Edit the lines below by replacing every occurrence of "member-row" with "member-entry", and reproduce all of the lines with everything else unchanged.

Records excerpted from a collection:
— BEGIN —

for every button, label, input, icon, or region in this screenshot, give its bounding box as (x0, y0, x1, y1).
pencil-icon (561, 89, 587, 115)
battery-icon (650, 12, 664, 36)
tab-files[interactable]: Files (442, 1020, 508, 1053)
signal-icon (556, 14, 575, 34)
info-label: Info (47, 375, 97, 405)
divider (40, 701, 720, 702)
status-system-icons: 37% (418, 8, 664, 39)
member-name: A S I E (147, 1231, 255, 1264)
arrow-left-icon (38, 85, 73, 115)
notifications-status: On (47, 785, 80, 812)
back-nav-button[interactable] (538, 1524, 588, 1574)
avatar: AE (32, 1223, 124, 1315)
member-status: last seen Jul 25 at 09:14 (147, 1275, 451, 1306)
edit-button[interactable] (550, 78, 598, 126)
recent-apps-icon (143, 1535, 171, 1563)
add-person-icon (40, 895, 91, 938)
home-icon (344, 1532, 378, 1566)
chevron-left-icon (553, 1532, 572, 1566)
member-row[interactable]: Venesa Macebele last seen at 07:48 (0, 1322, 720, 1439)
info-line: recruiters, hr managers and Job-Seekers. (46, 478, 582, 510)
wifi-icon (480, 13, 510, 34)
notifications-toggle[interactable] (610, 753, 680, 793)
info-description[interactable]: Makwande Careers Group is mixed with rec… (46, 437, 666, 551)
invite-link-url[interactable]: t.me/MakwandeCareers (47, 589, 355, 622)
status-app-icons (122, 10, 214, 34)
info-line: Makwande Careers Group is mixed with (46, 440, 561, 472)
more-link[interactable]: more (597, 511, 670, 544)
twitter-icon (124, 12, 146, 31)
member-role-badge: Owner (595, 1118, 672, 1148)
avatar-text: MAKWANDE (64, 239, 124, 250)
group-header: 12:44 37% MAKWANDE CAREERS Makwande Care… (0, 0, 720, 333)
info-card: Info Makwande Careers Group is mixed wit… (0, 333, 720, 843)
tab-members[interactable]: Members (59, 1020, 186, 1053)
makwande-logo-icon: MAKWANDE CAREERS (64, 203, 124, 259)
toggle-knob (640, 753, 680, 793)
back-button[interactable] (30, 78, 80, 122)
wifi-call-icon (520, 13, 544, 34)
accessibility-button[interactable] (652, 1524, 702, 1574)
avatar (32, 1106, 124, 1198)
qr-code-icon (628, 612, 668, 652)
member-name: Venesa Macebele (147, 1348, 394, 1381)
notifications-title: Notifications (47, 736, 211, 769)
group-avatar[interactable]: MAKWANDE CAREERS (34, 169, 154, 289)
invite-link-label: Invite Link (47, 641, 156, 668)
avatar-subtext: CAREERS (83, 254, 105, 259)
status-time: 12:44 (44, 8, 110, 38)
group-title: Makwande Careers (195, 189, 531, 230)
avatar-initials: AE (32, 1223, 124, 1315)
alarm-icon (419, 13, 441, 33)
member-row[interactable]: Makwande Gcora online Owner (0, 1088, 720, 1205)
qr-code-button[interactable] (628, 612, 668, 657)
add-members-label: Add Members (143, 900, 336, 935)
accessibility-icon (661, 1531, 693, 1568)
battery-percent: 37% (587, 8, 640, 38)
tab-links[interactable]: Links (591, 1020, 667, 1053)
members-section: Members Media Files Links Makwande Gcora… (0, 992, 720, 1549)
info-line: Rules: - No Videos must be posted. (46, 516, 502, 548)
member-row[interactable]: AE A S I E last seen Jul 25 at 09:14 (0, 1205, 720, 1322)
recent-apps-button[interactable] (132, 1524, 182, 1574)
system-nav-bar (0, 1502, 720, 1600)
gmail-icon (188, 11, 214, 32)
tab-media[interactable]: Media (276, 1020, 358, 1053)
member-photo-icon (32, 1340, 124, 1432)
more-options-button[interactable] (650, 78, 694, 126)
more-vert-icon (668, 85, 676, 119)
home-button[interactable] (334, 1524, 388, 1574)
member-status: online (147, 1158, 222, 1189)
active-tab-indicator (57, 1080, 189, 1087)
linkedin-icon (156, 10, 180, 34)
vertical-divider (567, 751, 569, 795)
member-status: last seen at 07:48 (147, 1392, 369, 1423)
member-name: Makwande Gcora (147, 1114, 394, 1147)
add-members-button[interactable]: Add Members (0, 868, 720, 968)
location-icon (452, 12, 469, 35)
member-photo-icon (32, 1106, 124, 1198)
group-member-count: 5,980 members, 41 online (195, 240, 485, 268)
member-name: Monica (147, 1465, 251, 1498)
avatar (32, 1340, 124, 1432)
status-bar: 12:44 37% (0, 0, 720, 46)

— END —

* Written response:
for every button, label, input, icon, or region in this screenshot, give its bounding box as (x0, y0, x1, y1).
pencil-icon (561, 89, 587, 115)
battery-icon (650, 12, 664, 36)
tab-files[interactable]: Files (442, 1020, 508, 1053)
signal-icon (556, 14, 575, 34)
info-label: Info (47, 375, 97, 405)
divider (40, 701, 720, 702)
status-system-icons: 37% (418, 8, 664, 39)
member-name: A S I E (147, 1231, 255, 1264)
arrow-left-icon (38, 85, 73, 115)
notifications-status: On (47, 785, 80, 812)
back-nav-button[interactable] (538, 1524, 588, 1574)
avatar: AE (32, 1223, 124, 1315)
member-status: last seen Jul 25 at 09:14 (147, 1275, 451, 1306)
edit-button[interactable] (550, 78, 598, 126)
recent-apps-icon (143, 1535, 171, 1563)
add-person-icon (40, 895, 91, 938)
home-icon (344, 1532, 378, 1566)
chevron-left-icon (553, 1532, 572, 1566)
member-entry[interactable]: Venesa Macebele last seen at 07:48 (0, 1322, 720, 1439)
info-line: recruiters, hr managers and Job-Seekers. (46, 478, 582, 510)
wifi-icon (480, 13, 510, 34)
notifications-toggle[interactable] (610, 753, 680, 793)
info-description[interactable]: Makwande Careers Group is mixed with rec… (46, 437, 666, 551)
invite-link-url[interactable]: t.me/MakwandeCareers (47, 589, 355, 622)
status-app-icons (122, 10, 214, 34)
info-line: Makwande Careers Group is mixed with (46, 440, 561, 472)
more-link[interactable]: more (597, 511, 670, 544)
twitter-icon (124, 12, 146, 31)
member-role-badge: Owner (595, 1118, 672, 1148)
avatar-text: MAKWANDE (64, 239, 124, 250)
group-header: 12:44 37% MAKWANDE CAREERS Makwande Care… (0, 0, 720, 333)
info-card: Info Makwande Careers Group is mixed wit… (0, 333, 720, 843)
tab-members[interactable]: Members (59, 1020, 186, 1053)
makwande-logo-icon: MAKWANDE CAREERS (64, 203, 124, 259)
toggle-knob (640, 753, 680, 793)
back-button[interactable] (30, 78, 80, 122)
wifi-call-icon (520, 13, 544, 34)
accessibility-button[interactable] (652, 1524, 702, 1574)
avatar (32, 1106, 124, 1198)
qr-code-icon (628, 612, 668, 652)
member-name: Venesa Macebele (147, 1348, 394, 1381)
notifications-title: Notifications (47, 736, 211, 769)
group-avatar[interactable]: MAKWANDE CAREERS (34, 169, 154, 289)
invite-link-label: Invite Link (47, 641, 156, 668)
avatar-subtext: CAREERS (83, 254, 105, 259)
status-time: 12:44 (44, 8, 110, 38)
group-title: Makwande Careers (195, 189, 531, 230)
avatar-initials: AE (32, 1223, 124, 1315)
alarm-icon (419, 13, 441, 33)
member-entry[interactable]: Makwande Gcora online Owner (0, 1088, 720, 1205)
qr-code-button[interactable] (628, 612, 668, 657)
add-members-label: Add Members (143, 900, 336, 935)
accessibility-icon (661, 1531, 693, 1568)
battery-percent: 37% (587, 8, 640, 38)
tab-links[interactable]: Links (591, 1020, 667, 1053)
members-section: Members Media Files Links Makwande Gcora… (0, 992, 720, 1549)
info-line: Rules: - No Videos must be posted. (46, 516, 502, 548)
member-entry[interactable]: AE A S I E last seen Jul 25 at 09:14 (0, 1205, 720, 1322)
recent-apps-button[interactable] (132, 1524, 182, 1574)
system-nav-bar (0, 1502, 720, 1600)
gmail-icon (188, 11, 214, 32)
tab-media[interactable]: Media (276, 1020, 358, 1053)
member-photo-icon (32, 1340, 124, 1432)
more-options-button[interactable] (650, 78, 694, 126)
more-vert-icon (668, 85, 676, 119)
home-button[interactable] (334, 1524, 388, 1574)
member-status: online (147, 1158, 222, 1189)
active-tab-indicator (57, 1080, 189, 1087)
linkedin-icon (156, 10, 180, 34)
vertical-divider (567, 751, 569, 795)
member-status: last seen at 07:48 (147, 1392, 369, 1423)
member-name: Makwande Gcora (147, 1114, 394, 1147)
add-members-button[interactable]: Add Members (0, 868, 720, 968)
location-icon (452, 12, 469, 35)
member-photo-icon (32, 1106, 124, 1198)
group-member-count: 5,980 members, 41 online (195, 240, 485, 268)
member-name: Monica (147, 1465, 251, 1498)
avatar (32, 1340, 124, 1432)
status-bar: 12:44 37% (0, 0, 720, 46)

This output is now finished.